_Given request_:
Without altering anything, output the material below.

Stored data entries
__________

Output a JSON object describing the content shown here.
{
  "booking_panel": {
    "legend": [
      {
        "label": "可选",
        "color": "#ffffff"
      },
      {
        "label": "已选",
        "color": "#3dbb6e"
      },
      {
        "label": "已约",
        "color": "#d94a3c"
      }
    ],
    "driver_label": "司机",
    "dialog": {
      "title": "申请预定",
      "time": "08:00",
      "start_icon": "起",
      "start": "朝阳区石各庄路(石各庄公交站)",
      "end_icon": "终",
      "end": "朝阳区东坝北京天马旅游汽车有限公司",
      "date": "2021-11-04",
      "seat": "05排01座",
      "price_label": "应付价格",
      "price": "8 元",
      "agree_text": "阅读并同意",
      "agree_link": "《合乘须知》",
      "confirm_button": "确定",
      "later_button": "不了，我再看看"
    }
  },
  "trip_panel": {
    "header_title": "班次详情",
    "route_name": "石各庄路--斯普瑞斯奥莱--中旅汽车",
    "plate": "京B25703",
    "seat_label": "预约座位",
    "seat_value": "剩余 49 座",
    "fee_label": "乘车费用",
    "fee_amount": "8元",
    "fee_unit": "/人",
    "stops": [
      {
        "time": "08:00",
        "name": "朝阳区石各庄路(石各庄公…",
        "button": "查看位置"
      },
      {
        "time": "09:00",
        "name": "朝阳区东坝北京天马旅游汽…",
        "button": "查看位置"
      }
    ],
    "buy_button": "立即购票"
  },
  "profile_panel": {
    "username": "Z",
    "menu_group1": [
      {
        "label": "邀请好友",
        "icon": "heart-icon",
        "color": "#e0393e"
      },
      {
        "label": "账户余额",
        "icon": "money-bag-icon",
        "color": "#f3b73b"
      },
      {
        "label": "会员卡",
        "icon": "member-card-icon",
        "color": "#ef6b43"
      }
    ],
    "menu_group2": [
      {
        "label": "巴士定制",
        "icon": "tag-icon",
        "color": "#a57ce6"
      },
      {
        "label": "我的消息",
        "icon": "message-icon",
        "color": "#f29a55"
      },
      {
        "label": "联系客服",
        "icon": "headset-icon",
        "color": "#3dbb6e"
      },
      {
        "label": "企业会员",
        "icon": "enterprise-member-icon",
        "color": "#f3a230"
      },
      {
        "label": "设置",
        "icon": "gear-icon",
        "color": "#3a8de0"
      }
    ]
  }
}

__________

_Task answer_:
Output a JSON object describing the content shown here.
{
  "booking_panel": {
    "legend": [
      {
        "label": "可选",
        "color": "#ffffff"
      },
      {
        "label": "已选",
        "color": "#3dbb6e"
      },
      {
        "label": "已约",
        "color": "#d94a3c"
      }
    ],
    "driver_label": "司机",
    "dialog": {
      "title": "申请预定",
      "time": "08:00",
      "start_icon": "起",
      "start": "朝阳区石各庄路(石各庄公交站)",
      "end_icon": "终",
      "end": "朝阳区东坝北京天马旅游汽车有限公司",
      "date": "2021-11-04",
      "seat": "05排01座",
      "price_label": "应付价格",
      "price": "8 元",
      "agree_text": "阅读并同意",
      "agree_link": "《合乘须知》",
      "confirm_button": "确定",
      "later_button": "不了，我再看看"
    }
  },
  "trip_panel": {
    "header_title": "班次详情",
    "route_name": "石各庄路--斯普瑞斯奥莱--中旅汽车",
    "plate": "京B25703",
    "seat_label": "预约座位",
    "seat_value": "剩余 49 座",
    "fee_label": "乘车费用",
    "fee_amount": "8元",
    "fee_unit": "/人",
    "stops": [
      {
        "time": "08:00",
        "name": "朝阳区石各庄路(石各庄公…",
        "button": "查看位置"
      },
      {
        "time": "09:00",
        "name": "朝阳区东坝北京天马旅游汽…",
        "button": "查看位置"
      }
    ],
    "buy_button": "立即购票"
  },
  "profile_panel": {
    "username": "Z",
    "menu_group1": [
      {
        "label": "邀请好友",
        "icon": "heart-icon",
        "color": "#e0393e"
      },
      {
        "label": "账户余额",
        "icon": "money-bag-icon",
        "color": "#f3b73b"
      },
      {
        "label": "会员卡",
        "icon": "member-card-icon",
        "color": "#ef6b43"
      }
    ],
    "menu_group2": [
      {
        "label": "巴士定制",
        "icon": "tag-icon",
        "color": "#a57ce6"
      },
      {
        "label": "我的消息",
        "icon": "message-icon",
        "color": "#f29a55"
      },
      {
        "label": "联系客服",
        "icon": "headset-icon",
        "color": "#3dbb6e"
      },
      {
        "label": "企业会员",
        "icon": "enterprise-member-icon",
        "color": "#f3a230"
      },
      {
        "label": "设置",
        "icon": "gear-icon",
        "color": "#3a8de0"
      }
    ]
  }
}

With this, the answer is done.